Set exercise: Locate all lines with the word "salinity". Copy them.

** start of Records for processing **

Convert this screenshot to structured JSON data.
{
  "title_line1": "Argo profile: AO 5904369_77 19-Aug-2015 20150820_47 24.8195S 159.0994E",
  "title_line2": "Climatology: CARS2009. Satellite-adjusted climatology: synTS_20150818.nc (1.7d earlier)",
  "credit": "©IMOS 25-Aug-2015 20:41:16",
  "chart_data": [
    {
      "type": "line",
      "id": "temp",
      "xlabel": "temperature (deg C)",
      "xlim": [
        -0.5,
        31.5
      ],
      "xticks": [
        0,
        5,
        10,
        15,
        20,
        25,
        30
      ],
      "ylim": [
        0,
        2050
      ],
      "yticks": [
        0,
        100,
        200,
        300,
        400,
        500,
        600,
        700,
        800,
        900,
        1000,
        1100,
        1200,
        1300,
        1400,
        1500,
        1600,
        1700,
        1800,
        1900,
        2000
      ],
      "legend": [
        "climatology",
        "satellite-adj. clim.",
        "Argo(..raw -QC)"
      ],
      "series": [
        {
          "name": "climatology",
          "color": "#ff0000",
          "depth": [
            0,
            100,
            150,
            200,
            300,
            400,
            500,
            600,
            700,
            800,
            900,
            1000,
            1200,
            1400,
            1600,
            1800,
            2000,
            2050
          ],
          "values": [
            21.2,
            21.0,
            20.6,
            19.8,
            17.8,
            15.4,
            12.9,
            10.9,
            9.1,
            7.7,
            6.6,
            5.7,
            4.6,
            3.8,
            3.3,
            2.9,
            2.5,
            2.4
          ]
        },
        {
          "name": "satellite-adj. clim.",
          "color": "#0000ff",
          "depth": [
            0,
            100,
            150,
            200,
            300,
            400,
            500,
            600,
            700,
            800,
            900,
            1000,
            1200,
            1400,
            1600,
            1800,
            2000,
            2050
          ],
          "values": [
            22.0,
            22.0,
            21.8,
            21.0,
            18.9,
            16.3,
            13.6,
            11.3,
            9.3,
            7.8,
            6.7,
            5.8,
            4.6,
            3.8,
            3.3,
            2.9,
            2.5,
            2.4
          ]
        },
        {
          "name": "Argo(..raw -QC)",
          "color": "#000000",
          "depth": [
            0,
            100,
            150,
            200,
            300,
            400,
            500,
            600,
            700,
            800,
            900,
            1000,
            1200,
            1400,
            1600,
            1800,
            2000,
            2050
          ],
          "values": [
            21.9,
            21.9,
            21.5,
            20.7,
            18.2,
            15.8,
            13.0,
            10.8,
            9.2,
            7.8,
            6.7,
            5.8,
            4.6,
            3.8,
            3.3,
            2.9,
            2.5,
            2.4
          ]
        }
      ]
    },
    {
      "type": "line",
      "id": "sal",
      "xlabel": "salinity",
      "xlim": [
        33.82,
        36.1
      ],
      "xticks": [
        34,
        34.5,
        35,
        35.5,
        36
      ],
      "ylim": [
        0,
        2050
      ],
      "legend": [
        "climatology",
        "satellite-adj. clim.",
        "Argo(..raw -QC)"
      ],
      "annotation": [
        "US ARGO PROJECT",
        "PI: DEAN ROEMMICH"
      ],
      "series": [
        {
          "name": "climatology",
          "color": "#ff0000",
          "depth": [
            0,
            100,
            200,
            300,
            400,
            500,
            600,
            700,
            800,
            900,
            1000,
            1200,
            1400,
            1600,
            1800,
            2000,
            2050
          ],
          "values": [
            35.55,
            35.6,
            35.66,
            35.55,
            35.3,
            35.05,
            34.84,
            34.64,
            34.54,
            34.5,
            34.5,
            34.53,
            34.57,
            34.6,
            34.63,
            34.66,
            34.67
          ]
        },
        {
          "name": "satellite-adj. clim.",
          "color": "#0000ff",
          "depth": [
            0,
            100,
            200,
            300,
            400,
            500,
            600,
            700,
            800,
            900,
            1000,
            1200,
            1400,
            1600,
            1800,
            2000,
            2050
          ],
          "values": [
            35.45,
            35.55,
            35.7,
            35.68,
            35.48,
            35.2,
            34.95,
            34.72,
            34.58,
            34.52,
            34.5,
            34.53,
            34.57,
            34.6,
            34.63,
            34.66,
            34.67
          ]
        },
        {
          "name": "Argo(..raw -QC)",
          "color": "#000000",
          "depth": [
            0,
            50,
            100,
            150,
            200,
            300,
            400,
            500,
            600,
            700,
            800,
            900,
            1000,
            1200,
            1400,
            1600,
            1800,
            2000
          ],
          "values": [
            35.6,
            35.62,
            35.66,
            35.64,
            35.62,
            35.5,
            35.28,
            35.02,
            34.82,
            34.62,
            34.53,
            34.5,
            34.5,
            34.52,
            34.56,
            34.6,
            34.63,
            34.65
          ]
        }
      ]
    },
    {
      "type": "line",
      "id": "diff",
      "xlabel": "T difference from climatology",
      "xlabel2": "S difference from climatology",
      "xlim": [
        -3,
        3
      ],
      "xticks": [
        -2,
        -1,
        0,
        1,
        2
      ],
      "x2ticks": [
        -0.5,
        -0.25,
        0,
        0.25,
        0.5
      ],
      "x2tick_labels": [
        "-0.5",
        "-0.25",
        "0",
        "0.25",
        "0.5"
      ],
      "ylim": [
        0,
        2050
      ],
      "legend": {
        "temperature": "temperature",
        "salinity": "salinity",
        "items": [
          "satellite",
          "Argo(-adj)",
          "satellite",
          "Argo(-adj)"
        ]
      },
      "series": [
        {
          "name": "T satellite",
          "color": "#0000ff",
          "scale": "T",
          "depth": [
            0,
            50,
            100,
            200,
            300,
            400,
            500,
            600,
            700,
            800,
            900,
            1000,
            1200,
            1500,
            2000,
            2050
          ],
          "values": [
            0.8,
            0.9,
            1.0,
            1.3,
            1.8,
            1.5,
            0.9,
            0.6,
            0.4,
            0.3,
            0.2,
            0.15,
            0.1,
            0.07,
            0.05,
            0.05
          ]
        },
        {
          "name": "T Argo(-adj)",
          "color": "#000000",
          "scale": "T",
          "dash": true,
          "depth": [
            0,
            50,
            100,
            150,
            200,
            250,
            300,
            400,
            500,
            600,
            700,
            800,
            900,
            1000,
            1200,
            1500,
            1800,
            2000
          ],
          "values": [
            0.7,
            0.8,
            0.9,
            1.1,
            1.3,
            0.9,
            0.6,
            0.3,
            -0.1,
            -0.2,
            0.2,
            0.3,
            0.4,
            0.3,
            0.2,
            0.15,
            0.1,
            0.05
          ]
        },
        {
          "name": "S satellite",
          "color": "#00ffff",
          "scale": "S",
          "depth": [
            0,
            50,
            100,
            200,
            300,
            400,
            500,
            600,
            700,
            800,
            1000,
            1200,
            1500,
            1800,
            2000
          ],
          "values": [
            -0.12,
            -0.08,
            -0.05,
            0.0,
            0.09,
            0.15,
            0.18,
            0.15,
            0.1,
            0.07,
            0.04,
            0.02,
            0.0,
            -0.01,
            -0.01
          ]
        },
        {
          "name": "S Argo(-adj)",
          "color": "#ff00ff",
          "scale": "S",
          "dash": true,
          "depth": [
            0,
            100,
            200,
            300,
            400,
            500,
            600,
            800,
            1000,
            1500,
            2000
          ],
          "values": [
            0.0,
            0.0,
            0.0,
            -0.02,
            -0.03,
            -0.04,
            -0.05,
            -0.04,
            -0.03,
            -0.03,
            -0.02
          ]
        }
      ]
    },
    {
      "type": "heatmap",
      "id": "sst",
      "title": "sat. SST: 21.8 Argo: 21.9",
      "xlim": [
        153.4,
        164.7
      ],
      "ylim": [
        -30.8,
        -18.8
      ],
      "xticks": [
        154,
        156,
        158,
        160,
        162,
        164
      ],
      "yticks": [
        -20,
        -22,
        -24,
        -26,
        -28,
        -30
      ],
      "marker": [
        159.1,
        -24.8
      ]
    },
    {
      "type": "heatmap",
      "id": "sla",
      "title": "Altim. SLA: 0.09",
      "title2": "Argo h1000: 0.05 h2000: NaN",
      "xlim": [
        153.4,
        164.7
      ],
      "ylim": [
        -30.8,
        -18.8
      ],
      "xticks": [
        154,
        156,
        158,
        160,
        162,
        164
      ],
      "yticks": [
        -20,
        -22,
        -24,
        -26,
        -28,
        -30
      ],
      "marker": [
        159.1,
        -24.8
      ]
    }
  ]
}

** end of Records for processing **

Exercise response:
      "xlabel": "salinity",
        "salinity": "salinity",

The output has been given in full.